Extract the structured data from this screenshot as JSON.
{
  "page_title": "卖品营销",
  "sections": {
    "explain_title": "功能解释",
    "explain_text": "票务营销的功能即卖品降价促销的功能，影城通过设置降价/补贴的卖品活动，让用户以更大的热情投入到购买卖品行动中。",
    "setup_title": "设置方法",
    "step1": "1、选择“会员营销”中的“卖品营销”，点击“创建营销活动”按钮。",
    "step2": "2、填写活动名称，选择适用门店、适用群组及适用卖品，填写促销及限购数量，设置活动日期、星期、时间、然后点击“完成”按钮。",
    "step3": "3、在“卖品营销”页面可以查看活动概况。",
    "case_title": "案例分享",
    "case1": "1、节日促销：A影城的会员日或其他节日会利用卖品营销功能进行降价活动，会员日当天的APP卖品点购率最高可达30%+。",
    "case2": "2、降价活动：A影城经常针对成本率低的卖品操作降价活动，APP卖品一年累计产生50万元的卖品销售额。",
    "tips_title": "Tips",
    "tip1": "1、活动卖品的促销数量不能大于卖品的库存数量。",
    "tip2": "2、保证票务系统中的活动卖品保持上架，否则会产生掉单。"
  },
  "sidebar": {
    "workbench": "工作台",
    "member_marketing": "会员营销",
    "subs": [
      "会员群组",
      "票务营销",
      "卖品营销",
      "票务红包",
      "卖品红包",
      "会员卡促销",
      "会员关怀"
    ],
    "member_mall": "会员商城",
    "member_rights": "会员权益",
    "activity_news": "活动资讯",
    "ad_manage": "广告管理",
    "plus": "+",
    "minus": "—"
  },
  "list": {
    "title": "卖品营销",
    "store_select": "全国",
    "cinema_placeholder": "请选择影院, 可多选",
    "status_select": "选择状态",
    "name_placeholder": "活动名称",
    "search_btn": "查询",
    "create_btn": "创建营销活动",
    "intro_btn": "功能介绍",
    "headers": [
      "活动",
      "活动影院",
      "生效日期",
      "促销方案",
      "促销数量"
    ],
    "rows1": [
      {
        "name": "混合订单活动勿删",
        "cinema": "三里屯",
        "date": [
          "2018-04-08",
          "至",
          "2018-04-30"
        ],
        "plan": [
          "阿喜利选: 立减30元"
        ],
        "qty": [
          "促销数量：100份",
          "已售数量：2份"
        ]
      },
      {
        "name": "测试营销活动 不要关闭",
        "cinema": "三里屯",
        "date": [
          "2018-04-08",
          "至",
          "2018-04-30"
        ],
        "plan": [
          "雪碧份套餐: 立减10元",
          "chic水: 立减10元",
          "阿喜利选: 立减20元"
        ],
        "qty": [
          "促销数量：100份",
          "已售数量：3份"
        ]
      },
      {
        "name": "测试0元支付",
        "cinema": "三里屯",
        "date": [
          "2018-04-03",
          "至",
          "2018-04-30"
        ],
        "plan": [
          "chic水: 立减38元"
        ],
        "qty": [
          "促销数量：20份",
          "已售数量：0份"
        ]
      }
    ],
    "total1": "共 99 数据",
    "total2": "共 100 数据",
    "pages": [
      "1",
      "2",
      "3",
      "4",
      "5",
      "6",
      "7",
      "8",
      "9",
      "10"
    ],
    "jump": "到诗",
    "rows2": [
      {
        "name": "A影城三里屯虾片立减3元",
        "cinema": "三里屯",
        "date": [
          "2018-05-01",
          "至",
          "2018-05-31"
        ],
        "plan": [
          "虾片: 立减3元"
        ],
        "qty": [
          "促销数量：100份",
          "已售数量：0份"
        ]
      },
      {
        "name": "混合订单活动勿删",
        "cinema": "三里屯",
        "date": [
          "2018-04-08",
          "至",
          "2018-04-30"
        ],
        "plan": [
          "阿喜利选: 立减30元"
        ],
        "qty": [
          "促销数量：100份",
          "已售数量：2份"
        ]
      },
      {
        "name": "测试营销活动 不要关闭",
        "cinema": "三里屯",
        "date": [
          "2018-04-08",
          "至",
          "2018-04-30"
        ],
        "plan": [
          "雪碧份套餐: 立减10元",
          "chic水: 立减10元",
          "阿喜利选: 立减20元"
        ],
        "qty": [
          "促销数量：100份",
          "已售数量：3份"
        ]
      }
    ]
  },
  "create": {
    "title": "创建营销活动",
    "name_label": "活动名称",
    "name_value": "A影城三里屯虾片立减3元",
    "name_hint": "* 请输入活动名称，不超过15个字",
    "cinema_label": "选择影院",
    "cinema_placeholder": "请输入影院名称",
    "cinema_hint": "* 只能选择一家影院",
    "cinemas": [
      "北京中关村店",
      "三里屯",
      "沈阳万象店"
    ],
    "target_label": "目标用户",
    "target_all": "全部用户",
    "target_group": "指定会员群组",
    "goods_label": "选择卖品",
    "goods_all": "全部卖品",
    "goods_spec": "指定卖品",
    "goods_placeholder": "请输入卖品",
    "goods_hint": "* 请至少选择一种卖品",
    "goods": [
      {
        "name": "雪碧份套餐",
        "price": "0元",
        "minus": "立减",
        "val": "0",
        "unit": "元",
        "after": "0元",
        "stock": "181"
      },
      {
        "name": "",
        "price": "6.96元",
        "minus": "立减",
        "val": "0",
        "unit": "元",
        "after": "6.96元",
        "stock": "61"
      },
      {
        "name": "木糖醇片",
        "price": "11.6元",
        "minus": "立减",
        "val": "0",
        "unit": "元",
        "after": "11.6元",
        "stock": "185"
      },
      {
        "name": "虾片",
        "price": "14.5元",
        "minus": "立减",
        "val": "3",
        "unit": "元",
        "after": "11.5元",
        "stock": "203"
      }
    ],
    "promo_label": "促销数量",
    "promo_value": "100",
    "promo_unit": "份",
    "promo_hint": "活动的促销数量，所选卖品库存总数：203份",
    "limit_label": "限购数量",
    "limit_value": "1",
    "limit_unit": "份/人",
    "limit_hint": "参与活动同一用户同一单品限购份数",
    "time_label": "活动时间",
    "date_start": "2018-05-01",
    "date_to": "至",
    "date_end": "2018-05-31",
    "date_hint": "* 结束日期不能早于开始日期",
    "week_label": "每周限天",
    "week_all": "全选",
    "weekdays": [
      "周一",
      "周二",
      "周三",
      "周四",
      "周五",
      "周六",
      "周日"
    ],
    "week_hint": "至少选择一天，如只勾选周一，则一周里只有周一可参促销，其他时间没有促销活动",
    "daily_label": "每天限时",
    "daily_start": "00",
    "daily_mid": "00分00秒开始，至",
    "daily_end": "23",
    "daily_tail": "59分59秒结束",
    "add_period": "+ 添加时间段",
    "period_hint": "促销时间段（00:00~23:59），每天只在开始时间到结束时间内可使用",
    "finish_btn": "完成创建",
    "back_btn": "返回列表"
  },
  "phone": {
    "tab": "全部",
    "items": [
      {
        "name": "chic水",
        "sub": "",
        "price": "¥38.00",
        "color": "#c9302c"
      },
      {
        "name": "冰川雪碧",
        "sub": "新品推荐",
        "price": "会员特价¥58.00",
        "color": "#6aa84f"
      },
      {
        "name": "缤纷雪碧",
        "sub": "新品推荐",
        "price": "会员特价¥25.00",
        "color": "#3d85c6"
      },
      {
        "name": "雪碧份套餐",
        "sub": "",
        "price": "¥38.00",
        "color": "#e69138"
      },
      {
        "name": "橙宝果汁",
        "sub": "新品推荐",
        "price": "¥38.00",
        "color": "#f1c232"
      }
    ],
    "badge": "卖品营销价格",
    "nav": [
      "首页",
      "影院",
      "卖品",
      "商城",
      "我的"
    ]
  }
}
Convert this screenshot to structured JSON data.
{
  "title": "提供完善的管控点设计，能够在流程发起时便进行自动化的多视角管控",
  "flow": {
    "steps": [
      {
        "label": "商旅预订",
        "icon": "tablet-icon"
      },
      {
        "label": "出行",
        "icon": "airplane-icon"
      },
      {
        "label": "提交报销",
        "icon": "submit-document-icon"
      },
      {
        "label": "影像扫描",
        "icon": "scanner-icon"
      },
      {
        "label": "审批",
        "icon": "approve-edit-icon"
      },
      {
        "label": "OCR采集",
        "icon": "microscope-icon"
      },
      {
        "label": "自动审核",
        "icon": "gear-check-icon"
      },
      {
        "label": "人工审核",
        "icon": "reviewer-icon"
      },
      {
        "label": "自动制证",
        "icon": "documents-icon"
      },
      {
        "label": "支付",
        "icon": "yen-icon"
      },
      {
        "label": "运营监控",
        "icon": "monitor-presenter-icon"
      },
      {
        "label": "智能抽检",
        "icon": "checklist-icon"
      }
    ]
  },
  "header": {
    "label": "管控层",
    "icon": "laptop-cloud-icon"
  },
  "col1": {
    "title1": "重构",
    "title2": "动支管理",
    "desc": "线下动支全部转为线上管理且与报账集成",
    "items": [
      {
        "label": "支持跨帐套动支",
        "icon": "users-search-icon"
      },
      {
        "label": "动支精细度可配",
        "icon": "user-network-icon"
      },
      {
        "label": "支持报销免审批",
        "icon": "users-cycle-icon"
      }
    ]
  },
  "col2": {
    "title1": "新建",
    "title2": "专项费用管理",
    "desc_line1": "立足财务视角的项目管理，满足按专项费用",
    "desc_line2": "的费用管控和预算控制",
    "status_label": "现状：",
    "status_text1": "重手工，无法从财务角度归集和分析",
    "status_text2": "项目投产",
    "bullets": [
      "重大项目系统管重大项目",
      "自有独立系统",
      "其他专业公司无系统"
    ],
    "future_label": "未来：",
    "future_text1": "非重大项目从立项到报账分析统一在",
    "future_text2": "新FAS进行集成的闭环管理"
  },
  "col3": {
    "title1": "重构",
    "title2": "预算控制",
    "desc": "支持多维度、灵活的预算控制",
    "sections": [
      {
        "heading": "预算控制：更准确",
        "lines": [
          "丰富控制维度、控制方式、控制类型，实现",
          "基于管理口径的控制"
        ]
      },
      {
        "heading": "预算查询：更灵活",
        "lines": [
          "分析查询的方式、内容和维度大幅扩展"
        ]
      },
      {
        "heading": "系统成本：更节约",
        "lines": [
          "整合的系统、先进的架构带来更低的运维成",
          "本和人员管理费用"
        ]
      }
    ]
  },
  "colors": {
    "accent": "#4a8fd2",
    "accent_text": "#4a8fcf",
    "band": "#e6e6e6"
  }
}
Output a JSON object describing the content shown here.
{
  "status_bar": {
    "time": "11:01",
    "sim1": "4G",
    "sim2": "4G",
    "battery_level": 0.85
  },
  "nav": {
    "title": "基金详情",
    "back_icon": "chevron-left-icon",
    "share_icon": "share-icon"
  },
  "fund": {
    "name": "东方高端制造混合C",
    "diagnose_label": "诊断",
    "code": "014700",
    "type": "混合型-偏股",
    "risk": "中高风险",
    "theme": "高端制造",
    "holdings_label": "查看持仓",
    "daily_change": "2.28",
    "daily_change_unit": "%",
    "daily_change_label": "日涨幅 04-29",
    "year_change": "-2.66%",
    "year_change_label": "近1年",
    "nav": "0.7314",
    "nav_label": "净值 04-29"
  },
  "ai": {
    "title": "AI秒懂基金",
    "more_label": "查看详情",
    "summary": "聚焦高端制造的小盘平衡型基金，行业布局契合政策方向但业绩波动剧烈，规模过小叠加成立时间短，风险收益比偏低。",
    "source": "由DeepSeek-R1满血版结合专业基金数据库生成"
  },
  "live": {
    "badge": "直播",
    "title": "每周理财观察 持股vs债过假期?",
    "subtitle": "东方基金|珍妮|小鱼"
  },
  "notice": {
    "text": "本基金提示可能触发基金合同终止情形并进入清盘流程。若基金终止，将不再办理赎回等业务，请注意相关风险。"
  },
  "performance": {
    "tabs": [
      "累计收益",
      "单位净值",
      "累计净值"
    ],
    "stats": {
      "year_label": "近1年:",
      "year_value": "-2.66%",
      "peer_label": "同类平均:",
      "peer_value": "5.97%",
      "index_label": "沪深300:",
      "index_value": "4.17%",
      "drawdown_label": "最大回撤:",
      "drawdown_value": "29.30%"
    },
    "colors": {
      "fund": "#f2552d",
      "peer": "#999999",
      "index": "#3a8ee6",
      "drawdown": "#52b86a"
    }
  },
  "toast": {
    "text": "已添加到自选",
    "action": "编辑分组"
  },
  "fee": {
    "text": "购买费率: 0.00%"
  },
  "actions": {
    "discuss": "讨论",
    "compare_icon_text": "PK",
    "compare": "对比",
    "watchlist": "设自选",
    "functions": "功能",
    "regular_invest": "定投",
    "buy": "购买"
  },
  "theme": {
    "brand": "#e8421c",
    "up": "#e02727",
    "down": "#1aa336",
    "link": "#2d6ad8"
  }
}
================
Where a line above contains the string "创建营销活动", copy that line.

Output for this task:
    "step1": "1、选择“会员营销”中的“卖品营销”，点击“创建营销活动”按钮。",
    "create_btn": "创建营销活动",
    "title": "创建营销活动",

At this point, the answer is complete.